PROVIDED RECORDS
________________________
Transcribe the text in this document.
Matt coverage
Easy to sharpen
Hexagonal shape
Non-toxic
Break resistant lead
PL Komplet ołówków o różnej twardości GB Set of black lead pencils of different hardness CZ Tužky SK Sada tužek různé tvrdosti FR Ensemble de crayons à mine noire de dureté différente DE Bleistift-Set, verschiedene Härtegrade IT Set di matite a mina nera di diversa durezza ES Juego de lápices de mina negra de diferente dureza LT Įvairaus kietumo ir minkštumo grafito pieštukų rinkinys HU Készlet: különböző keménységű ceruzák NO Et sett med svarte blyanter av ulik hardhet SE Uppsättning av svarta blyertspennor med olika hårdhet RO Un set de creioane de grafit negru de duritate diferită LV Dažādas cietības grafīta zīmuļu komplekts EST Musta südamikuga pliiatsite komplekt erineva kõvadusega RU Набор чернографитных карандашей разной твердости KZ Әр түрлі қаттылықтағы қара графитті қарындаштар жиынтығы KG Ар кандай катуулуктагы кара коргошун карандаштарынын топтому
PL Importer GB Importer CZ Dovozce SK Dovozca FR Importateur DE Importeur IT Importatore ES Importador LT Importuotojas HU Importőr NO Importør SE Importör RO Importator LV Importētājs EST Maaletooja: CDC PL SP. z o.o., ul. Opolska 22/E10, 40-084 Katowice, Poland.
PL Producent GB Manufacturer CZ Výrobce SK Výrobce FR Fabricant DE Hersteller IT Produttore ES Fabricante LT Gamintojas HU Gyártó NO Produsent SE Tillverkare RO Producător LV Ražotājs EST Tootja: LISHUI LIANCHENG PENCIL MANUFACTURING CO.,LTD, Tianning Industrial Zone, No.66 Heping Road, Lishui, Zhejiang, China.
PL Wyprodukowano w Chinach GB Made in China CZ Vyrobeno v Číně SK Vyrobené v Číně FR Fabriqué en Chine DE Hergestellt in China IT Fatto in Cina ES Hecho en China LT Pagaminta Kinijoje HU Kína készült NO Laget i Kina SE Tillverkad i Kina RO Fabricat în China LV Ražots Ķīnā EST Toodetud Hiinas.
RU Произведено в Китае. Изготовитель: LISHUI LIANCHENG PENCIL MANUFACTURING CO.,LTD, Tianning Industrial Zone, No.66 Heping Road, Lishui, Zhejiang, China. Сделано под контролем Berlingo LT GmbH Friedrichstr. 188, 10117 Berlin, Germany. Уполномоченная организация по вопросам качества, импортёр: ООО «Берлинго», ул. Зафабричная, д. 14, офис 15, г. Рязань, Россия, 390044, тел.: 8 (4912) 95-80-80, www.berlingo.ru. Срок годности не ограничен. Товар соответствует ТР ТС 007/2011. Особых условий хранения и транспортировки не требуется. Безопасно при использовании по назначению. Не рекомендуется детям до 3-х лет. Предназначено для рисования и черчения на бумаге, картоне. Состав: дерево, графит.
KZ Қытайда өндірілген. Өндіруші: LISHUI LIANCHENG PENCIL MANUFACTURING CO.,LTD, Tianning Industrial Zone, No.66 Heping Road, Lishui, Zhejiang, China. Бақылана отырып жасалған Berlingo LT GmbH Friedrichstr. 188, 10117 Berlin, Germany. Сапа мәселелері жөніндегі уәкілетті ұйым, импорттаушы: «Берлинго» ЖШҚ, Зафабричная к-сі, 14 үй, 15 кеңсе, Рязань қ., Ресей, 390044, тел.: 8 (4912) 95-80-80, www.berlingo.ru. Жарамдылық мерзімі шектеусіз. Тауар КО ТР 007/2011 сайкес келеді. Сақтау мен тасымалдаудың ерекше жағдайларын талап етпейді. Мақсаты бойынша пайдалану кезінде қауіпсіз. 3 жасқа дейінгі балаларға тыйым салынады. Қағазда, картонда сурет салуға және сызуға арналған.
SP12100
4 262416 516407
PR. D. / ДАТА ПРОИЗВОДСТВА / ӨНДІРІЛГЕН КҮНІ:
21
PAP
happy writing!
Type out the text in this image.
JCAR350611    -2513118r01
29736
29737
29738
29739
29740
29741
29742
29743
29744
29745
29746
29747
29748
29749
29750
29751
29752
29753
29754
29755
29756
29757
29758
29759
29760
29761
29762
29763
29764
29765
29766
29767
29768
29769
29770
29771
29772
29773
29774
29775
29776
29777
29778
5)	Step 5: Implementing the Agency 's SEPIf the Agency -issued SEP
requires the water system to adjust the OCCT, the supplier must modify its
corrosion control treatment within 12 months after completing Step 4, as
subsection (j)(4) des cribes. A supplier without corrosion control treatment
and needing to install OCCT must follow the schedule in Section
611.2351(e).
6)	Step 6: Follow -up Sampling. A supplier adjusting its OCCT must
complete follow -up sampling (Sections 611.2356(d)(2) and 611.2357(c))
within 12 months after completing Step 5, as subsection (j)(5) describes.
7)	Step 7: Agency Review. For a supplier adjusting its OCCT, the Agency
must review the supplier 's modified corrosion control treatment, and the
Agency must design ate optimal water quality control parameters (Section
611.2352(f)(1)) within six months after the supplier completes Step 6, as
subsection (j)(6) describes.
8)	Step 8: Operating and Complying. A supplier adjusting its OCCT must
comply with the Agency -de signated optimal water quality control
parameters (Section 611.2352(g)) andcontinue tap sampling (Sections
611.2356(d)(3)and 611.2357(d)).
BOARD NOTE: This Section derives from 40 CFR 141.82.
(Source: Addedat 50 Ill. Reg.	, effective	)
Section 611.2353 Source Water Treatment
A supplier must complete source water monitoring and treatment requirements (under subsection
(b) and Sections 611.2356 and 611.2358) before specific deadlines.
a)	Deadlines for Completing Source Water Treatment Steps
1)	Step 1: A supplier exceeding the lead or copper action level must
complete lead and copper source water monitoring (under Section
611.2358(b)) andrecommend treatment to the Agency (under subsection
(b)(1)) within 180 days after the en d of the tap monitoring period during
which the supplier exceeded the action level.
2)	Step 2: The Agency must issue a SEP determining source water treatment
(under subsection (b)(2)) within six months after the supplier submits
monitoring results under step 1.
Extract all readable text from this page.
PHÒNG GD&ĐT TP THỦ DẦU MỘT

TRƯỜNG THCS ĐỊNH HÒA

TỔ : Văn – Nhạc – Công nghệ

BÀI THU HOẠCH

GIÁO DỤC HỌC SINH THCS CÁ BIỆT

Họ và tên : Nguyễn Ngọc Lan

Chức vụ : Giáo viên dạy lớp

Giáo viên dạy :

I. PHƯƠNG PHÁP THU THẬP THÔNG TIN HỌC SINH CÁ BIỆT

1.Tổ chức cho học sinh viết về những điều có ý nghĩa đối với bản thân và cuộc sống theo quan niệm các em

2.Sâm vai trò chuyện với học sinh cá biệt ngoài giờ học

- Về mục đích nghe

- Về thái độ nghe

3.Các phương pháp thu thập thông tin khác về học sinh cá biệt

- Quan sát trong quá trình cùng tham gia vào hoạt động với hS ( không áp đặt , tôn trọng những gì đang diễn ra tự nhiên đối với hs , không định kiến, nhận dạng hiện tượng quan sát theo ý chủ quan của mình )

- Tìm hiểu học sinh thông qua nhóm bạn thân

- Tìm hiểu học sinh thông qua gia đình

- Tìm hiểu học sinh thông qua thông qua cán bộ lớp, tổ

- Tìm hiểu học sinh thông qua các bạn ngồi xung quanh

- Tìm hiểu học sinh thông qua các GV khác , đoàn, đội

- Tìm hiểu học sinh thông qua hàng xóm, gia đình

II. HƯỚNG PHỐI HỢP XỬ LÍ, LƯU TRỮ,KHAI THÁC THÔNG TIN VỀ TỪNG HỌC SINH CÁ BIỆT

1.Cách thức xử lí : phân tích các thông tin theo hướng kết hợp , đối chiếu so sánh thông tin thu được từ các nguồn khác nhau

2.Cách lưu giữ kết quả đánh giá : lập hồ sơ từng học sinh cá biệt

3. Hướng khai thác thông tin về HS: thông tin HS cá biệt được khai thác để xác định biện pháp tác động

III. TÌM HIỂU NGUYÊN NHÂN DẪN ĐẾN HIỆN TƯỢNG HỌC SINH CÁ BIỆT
________________________
GIVEN INSTRUCTION
Using the material above, gather every line that includes "khác".

RESPONSE FOR THIS EXERCISE
3.Các phương pháp thu thập thông tin khác về học sinh cá biệt
- Tìm hiểu học sinh thông qua các GV khác , đoàn, đội
1.Cách thức xử lí : phân tích các thông tin theo hướng kết hợp , đối chiếu so sánh thông tin thu được từ các nguồn khác nhau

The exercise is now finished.